■ Data excerpts
## start

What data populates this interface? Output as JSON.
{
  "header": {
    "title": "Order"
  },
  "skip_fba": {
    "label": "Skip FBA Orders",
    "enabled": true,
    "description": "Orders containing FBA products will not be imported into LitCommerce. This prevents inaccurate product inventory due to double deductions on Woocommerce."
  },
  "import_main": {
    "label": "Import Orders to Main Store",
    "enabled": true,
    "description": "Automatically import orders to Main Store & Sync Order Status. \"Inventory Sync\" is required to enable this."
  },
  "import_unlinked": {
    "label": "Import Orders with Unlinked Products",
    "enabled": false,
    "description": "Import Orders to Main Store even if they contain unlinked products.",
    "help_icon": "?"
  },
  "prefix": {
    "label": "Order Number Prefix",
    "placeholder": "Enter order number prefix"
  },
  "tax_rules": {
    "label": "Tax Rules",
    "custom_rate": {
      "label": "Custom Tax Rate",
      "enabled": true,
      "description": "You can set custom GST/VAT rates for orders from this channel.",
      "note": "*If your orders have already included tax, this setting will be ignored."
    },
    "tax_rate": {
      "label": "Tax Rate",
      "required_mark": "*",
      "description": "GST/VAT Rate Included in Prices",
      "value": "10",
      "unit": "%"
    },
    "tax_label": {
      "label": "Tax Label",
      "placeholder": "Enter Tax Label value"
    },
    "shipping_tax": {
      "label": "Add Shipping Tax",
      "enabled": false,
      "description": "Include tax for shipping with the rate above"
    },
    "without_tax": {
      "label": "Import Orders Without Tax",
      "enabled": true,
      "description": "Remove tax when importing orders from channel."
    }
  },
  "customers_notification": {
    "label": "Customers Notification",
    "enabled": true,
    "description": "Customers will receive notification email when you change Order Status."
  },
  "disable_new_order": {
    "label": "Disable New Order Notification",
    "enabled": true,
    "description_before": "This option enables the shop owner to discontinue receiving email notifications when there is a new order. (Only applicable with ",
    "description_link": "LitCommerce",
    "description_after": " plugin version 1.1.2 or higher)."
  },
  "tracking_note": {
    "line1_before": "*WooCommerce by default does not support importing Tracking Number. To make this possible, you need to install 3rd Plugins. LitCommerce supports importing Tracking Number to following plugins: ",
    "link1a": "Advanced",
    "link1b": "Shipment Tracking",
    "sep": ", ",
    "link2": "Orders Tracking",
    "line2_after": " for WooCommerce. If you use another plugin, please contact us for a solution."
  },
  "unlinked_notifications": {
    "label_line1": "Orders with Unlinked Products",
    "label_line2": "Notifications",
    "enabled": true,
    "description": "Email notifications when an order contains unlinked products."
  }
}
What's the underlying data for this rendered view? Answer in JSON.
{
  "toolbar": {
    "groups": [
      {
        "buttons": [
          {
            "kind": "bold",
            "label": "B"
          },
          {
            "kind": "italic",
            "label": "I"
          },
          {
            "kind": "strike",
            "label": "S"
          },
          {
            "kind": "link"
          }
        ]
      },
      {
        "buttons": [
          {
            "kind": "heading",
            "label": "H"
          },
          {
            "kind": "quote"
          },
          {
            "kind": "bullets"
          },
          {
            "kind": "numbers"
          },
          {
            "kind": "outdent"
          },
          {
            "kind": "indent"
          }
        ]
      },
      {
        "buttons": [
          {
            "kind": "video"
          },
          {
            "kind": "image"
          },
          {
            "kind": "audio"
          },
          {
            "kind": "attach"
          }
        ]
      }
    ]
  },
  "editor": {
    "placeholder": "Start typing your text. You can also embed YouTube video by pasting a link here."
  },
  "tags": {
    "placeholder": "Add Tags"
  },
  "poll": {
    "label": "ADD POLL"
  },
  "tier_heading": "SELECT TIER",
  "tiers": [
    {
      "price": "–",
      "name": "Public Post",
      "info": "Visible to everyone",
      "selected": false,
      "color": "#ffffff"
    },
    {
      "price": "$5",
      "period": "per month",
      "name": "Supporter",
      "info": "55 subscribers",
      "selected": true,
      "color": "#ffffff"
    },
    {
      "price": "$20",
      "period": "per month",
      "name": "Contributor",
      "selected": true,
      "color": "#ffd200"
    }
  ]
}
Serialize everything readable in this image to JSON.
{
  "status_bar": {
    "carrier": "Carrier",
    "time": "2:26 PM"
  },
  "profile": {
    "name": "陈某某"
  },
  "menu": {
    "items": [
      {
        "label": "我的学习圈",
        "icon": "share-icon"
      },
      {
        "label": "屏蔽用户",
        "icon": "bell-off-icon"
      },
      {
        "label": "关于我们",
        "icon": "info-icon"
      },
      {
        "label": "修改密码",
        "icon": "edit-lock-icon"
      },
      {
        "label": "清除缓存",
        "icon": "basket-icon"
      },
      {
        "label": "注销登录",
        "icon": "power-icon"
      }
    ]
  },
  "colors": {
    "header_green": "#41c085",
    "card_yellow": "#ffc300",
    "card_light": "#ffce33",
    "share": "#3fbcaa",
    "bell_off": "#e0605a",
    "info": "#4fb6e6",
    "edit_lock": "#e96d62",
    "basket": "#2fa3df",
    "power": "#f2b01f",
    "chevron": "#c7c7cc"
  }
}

## end

■ Task to carry out
The listing above must be transcribed exactly, line by line.

■ Reply
What data populates this interface? Output as JSON.
{
  "header": {
    "title": "Order"
  },
  "skip_fba": {
    "label": "Skip FBA Orders",
    "enabled": true,
    "description": "Orders containing FBA products will not be imported into LitCommerce. This prevents inaccurate product inventory due to double deductions on Woocommerce."
  },
  "import_main": {
    "label": "Import Orders to Main Store",
    "enabled": true,
    "description": "Automatically import orders to Main Store & Sync Order Status. \"Inventory Sync\" is required to enable this."
  },
  "import_unlinked": {
    "label": "Import Orders with Unlinked Products",
    "enabled": false,
    "description": "Import Orders to Main Store even if they contain unlinked products.",
    "help_icon": "?"
  },
  "prefix": {
    "label": "Order Number Prefix",
    "placeholder": "Enter order number prefix"
  },
  "tax_rules": {
    "label": "Tax Rules",
    "custom_rate": {
      "label": "Custom Tax Rate",
      "enabled": true,
      "description": "You can set custom GST/VAT rates for orders from this channel.",
      "note": "*If your orders have already included tax, this setting will be ignored."
    },
    "tax_rate": {
      "label": "Tax Rate",
      "required_mark": "*",
      "description": "GST/VAT Rate Included in Prices",
      "value": "10",
      "unit": "%"
    },
    "tax_label": {
      "label": "Tax Label",
      "placeholder": "Enter Tax Label value"
    },
    "shipping_tax": {
      "label": "Add Shipping Tax",
      "enabled": false,
      "description": "Include tax for shipping with the rate above"
    },
    "without_tax": {
      "label": "Import Orders Without Tax",
      "enabled": true,
      "description": "Remove tax when importing orders from channel."
    }
  },
  "customers_notification": {
    "label": "Customers Notification",
    "enabled": true,
    "description": "Customers will receive notification email when you change Order Status."
  },
  "disable_new_order": {
    "label": "Disable New Order Notification",
    "enabled": true,
    "description_before": "This option enables the shop owner to discontinue receiving email notifications when there is a new order. (Only applicable with ",
    "description_link": "LitCommerce",
    "description_after": " plugin version 1.1.2 or higher)."
  },
  "tracking_note": {
    "line1_before": "*WooCommerce by default does not support importing Tracking Number. To make this possible, you need to install 3rd Plugins. LitCommerce supports importing Tracking Number to following plugins: ",
    "link1a": "Advanced",
    "link1b": "Shipment Tracking",
    "sep": ", ",
    "link2": "Orders Tracking",
    "line2_after": " for WooCommerce. If you use another plugin, please contact us for a solution."
  },
  "unlinked_notifications": {
    "label_line1": "Orders with Unlinked Products",
    "label_line2": "Notifications",
    "enabled": true,
    "description": "Email notifications when an order contains unlinked products."
  }
}
What's the underlying data for this rendered view? Answer in JSON.
{
  "toolbar": {
    "groups": [
      {
        "buttons": [
          {
            "kind": "bold",
            "label": "B"
          },
          {
            "kind": "italic",
            "label": "I"
          },
          {
            "kind": "strike",
            "label": "S"
          },
          {
            "kind": "link"
          }
        ]
      },
      {
        "buttons": [
          {
            "kind": "heading",
            "label": "H"
          },
          {
            "kind": "quote"
          },
          {
            "kind": "bullets"
          },
          {
            "kind": "numbers"
          },
          {
            "kind": "outdent"
          },
          {
            "kind": "indent"
          }
        ]
      },
      {
        "buttons": [
          {
            "kind": "video"
          },
          {
            "kind": "image"
          },
          {
            "kind": "audio"
          },
          {
            "kind": "attach"
          }
        ]
      }
    ]
  },
  "editor": {
    "placeholder": "Start typing your text. You can also embed YouTube video by pasting a link here."
  },
  "tags": {
    "placeholder": "Add Tags"
  },
  "poll": {
    "label": "ADD POLL"
  },
  "tier_heading": "SELECT TIER",
  "tiers": [
    {
      "price": "–",
      "name": "Public Post",
      "info": "Visible to everyone",
      "selected": false,
      "color": "#ffffff"
    },
    {
      "price": "$5",
      "period": "per month",
      "name": "Supporter",
      "info": "55 subscribers",
      "selected": true,
      "color": "#ffffff"
    },
    {
      "price": "$20",
      "period": "per month",
      "name": "Contributor",
      "selected": true,
      "color": "#ffd200"
    }
  ]
}
Serialize everything readable in this image to JSON.
{
  "status_bar": {
    "carrier": "Carrier",
    "time": "2:26 PM"
  },
  "profile": {
    "name": "陈某某"
  },
  "menu": {
    "items": [
      {
        "label": "我的学习圈",
        "icon": "share-icon"
      },
      {
        "label": "屏蔽用户",
        "icon": "bell-off-icon"
      },
      {
        "label": "关于我们",
        "icon": "info-icon"
      },
      {
        "label": "修改密码",
        "icon": "edit-lock-icon"
      },
      {
        "label": "清除缓存",
        "icon": "basket-icon"
      },
      {
        "label": "注销登录",
        "icon": "power-icon"
      }
    ]
  },
  "colors": {
    "header_green": "#41c085",
    "card_yellow": "#ffc300",
    "card_light": "#ffce33",
    "share": "#3fbcaa",
    "bell_off": "#e0605a",
    "info": "#4fb6e6",
    "edit_lock": "#e96d62",
    "basket": "#2fa3df",
    "power": "#f2b01f",
    "chevron": "#c7c7cc"
  }
}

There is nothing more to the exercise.